Identify the lines that contain the word "from", then copy them.

:::::

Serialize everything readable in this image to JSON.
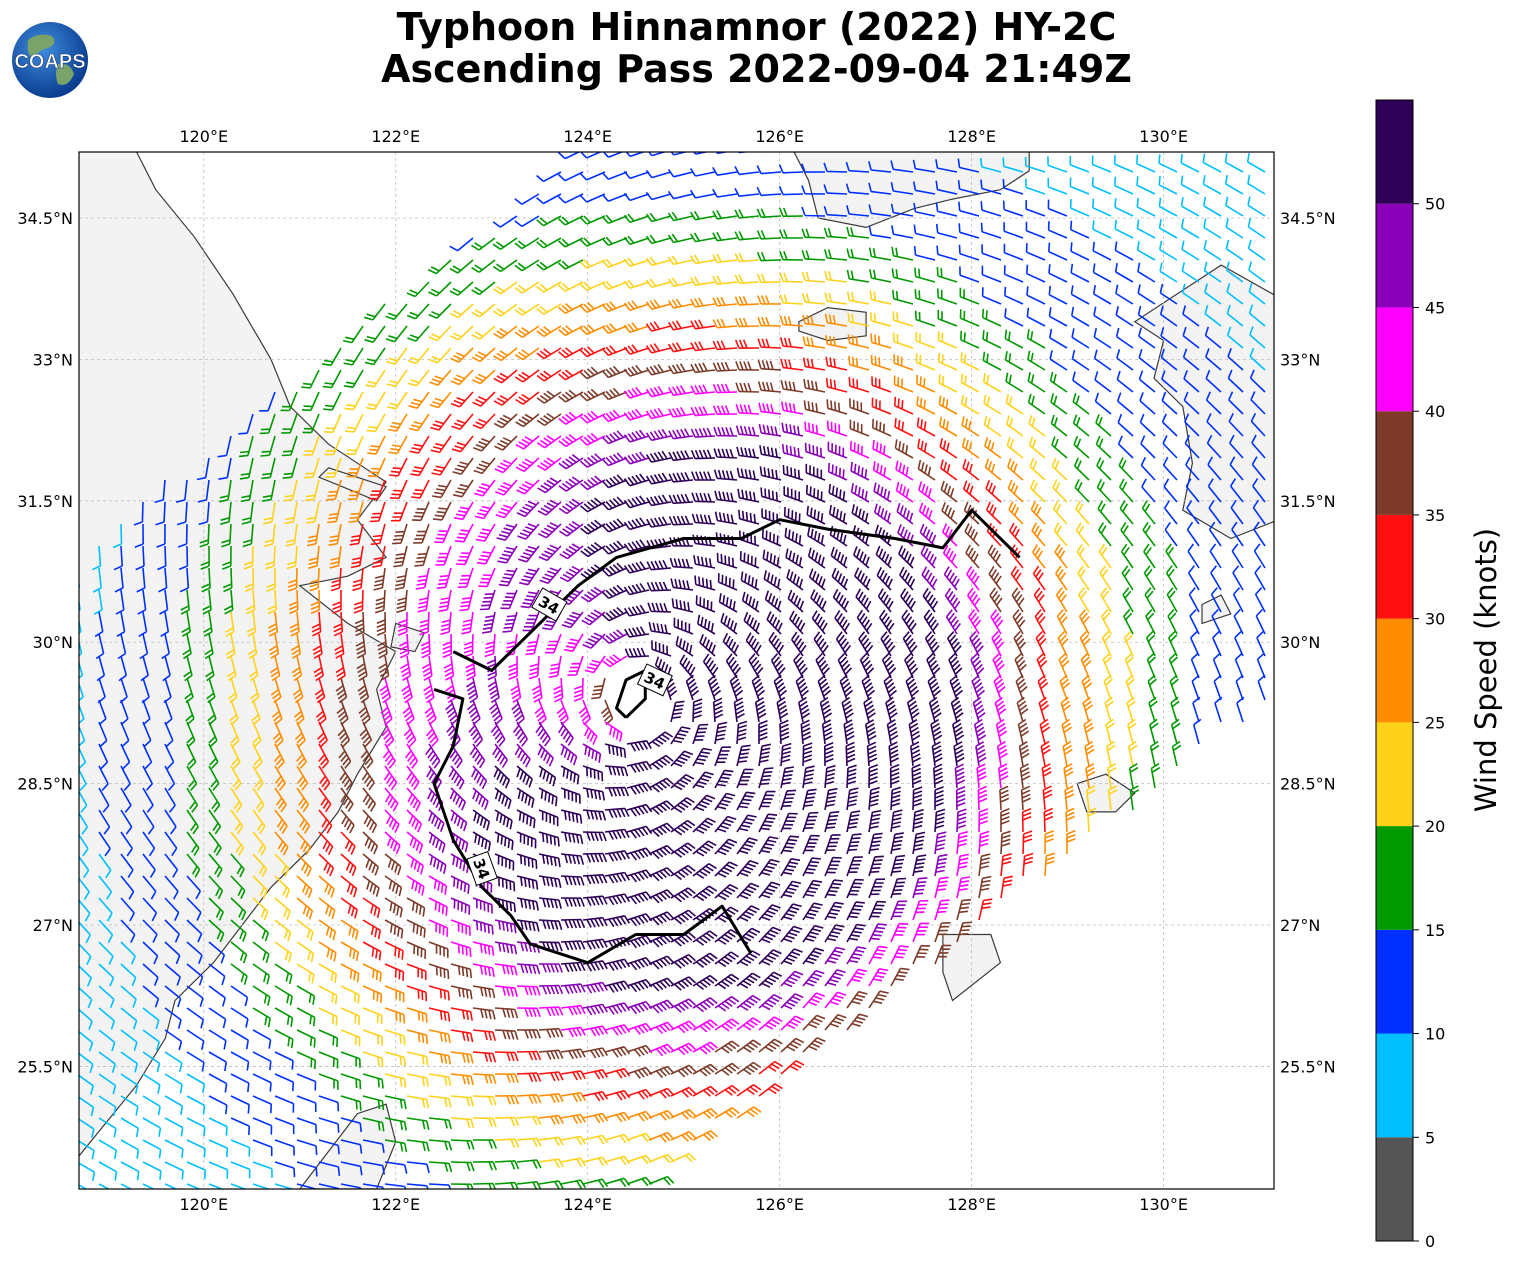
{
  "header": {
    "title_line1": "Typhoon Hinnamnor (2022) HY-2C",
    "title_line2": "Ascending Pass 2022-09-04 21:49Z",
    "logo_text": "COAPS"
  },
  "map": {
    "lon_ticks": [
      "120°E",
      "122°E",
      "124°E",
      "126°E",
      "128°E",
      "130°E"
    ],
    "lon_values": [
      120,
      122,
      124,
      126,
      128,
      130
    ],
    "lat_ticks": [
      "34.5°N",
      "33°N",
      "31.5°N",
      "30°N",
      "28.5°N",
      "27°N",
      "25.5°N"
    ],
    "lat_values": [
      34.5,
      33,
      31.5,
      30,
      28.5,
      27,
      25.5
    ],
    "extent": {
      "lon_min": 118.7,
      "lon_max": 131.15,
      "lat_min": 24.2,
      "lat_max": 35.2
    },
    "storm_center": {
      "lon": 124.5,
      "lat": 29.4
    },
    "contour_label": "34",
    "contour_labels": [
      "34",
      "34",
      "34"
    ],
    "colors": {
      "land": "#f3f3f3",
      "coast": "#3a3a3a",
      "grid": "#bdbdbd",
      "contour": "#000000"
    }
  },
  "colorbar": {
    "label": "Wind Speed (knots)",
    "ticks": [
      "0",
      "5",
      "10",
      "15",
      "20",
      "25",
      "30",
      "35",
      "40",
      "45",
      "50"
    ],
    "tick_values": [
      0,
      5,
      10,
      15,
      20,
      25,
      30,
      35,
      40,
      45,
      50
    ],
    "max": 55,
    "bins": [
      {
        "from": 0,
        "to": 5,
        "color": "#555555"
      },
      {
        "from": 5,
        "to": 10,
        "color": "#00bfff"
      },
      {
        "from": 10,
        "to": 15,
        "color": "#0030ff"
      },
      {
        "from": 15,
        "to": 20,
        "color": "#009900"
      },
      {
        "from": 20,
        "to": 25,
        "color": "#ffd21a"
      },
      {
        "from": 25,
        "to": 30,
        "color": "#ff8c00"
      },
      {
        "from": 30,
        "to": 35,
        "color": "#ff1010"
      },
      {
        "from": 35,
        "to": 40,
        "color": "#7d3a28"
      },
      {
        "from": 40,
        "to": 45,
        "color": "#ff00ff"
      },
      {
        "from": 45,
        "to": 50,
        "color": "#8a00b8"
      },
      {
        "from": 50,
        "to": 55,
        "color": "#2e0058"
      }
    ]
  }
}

:::::

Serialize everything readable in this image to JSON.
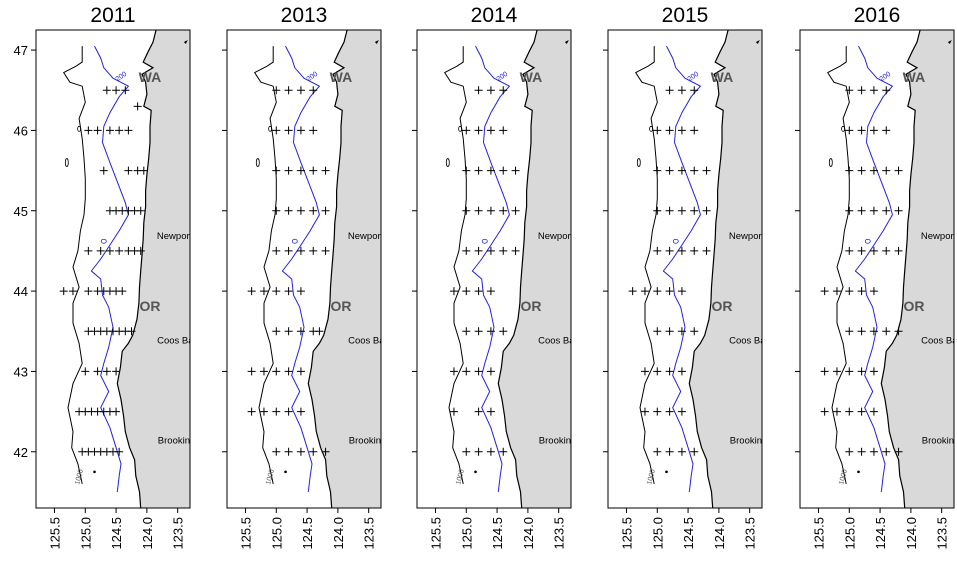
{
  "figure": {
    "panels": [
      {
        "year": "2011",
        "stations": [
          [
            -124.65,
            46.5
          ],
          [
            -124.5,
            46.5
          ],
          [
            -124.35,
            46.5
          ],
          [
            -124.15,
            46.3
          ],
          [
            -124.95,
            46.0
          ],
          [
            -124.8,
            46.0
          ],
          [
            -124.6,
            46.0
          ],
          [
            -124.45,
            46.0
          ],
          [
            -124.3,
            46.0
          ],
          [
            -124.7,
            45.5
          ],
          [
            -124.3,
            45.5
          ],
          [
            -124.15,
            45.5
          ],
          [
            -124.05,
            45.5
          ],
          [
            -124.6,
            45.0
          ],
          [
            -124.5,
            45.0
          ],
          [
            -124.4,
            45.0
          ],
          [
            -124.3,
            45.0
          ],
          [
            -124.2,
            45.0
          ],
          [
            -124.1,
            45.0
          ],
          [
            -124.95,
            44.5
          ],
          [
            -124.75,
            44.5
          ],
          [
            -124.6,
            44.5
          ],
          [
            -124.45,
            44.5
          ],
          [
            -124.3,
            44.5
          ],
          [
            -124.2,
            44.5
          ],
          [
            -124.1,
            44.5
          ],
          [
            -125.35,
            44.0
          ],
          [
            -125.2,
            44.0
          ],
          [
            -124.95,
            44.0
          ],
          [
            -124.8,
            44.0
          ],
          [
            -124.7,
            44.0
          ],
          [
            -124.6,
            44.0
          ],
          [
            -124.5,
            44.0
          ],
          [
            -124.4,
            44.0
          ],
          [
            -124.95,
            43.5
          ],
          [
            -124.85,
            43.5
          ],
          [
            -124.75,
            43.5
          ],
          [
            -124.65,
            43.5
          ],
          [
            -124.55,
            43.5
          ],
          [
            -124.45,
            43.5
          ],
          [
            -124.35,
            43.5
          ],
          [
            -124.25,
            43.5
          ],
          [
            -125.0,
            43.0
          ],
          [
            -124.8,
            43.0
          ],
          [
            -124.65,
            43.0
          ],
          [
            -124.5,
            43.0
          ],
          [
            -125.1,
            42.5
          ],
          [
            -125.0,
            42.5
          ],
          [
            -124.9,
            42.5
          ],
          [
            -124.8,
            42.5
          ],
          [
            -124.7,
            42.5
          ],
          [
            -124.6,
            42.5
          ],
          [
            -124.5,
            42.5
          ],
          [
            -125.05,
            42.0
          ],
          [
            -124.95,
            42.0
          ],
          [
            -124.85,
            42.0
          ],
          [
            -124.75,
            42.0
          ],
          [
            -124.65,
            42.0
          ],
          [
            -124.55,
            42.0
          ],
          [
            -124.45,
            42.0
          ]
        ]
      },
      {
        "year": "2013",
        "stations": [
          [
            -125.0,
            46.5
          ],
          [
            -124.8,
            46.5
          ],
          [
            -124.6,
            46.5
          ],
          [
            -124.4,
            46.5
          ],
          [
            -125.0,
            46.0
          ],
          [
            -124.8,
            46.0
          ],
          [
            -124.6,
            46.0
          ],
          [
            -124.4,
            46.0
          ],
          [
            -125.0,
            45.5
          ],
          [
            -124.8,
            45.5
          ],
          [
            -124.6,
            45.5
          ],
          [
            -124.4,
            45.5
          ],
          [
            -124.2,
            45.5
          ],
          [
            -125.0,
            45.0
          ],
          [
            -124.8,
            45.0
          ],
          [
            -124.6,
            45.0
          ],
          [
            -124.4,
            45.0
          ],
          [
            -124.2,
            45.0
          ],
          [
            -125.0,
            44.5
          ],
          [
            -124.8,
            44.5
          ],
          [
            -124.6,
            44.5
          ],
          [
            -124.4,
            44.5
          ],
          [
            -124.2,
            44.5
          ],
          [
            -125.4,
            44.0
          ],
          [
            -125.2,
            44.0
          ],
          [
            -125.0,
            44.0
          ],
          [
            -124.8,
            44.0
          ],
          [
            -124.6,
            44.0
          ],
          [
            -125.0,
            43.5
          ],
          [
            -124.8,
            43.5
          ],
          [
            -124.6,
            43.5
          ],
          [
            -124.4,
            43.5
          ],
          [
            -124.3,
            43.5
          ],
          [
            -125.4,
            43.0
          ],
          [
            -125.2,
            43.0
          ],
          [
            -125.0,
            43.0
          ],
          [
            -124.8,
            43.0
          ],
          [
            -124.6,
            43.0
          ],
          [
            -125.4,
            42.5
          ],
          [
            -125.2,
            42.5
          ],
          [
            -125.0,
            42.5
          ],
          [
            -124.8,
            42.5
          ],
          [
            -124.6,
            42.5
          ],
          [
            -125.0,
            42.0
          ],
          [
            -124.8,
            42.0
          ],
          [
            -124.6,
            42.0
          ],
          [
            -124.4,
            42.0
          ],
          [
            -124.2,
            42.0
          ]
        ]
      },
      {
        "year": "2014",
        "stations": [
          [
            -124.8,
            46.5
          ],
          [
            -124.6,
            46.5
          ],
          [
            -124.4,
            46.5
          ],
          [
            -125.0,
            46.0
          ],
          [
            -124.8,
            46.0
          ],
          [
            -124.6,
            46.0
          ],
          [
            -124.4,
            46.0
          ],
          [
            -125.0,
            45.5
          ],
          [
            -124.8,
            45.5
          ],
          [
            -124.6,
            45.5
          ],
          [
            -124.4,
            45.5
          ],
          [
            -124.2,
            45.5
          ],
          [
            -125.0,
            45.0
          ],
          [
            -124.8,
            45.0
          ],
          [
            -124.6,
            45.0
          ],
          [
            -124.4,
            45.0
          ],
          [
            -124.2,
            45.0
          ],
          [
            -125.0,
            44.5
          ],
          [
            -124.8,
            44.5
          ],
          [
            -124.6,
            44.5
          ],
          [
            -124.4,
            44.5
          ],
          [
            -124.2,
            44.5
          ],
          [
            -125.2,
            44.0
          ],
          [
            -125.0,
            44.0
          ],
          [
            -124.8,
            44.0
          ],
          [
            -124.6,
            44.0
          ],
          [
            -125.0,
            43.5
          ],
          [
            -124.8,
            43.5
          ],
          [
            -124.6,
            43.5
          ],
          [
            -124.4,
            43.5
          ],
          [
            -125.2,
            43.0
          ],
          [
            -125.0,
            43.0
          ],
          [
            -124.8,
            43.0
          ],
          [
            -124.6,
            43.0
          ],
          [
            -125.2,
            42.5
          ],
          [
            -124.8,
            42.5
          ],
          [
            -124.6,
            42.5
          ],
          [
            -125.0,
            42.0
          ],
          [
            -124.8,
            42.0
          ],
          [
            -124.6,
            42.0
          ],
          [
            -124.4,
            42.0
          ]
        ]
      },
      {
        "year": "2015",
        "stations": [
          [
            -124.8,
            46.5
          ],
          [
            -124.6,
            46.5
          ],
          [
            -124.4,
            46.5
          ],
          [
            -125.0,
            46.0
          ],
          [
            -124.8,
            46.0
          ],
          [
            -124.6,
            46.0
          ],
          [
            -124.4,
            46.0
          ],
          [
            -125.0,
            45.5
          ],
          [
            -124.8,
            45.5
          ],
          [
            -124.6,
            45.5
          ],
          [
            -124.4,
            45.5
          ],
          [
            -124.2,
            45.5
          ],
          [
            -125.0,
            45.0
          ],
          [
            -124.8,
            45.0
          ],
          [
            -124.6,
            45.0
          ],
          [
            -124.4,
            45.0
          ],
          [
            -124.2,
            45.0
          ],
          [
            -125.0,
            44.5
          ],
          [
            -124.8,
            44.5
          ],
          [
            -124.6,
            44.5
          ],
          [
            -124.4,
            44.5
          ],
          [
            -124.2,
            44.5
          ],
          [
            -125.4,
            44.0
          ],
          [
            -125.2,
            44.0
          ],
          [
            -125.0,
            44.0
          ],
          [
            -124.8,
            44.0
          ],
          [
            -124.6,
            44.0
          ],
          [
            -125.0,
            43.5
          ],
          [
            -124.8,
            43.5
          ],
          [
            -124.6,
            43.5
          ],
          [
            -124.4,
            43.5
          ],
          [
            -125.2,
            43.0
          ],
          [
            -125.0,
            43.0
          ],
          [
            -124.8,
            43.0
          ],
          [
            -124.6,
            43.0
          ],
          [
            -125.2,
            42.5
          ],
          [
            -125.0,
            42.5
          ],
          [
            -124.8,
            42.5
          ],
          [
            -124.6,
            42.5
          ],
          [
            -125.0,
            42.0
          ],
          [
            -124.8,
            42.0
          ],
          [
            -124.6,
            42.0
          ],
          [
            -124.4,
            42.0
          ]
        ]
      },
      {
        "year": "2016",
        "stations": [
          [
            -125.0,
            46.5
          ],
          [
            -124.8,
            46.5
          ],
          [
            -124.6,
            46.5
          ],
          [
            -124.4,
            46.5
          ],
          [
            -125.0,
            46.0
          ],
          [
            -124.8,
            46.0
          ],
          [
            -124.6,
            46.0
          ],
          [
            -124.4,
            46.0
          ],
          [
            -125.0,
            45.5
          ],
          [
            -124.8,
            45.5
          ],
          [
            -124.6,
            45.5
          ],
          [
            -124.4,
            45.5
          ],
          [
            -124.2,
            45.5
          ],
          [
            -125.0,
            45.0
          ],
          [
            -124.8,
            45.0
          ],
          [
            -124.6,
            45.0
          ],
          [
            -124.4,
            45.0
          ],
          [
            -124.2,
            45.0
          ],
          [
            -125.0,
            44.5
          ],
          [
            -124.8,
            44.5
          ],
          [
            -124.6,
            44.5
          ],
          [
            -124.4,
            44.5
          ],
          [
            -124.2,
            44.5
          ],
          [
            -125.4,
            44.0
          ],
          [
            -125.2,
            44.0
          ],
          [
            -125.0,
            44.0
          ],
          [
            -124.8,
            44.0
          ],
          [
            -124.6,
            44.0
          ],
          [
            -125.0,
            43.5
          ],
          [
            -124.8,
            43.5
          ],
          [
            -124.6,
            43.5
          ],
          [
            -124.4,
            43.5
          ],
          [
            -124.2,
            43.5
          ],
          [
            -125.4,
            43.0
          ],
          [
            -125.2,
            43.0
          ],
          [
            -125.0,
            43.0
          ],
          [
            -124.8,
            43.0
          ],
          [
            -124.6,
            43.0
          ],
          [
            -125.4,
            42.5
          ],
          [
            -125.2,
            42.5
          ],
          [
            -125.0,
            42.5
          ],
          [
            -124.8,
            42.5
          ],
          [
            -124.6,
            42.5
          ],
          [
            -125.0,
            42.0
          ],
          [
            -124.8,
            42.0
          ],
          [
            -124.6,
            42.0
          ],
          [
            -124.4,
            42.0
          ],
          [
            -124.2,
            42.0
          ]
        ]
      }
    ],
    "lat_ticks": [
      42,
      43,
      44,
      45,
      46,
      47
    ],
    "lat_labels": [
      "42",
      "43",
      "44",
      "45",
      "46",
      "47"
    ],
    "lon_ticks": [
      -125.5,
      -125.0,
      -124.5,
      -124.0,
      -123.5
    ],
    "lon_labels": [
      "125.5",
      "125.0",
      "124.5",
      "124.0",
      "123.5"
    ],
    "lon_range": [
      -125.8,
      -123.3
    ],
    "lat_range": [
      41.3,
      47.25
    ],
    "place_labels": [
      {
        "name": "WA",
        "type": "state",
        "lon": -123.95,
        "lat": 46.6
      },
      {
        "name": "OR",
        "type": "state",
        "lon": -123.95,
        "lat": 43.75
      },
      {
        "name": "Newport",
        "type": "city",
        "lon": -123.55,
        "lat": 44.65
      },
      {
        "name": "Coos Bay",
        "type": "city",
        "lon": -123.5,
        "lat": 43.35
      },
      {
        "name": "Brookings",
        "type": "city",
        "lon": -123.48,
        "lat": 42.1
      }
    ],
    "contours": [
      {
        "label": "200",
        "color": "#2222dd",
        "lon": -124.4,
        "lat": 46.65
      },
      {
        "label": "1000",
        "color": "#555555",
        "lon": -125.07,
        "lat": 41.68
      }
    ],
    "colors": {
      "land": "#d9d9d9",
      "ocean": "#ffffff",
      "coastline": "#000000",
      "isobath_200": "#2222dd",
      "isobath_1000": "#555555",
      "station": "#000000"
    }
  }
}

:::::

EXPECTED ANSWER ->
        "from": 0,
        "from": 5,
        "from": 10,
        "from": 15,
        "from": 20,
        "from": 25,
        "from": 30,
        "from": 35,
        "from": 40,
        "from": 45,
        "from": 50,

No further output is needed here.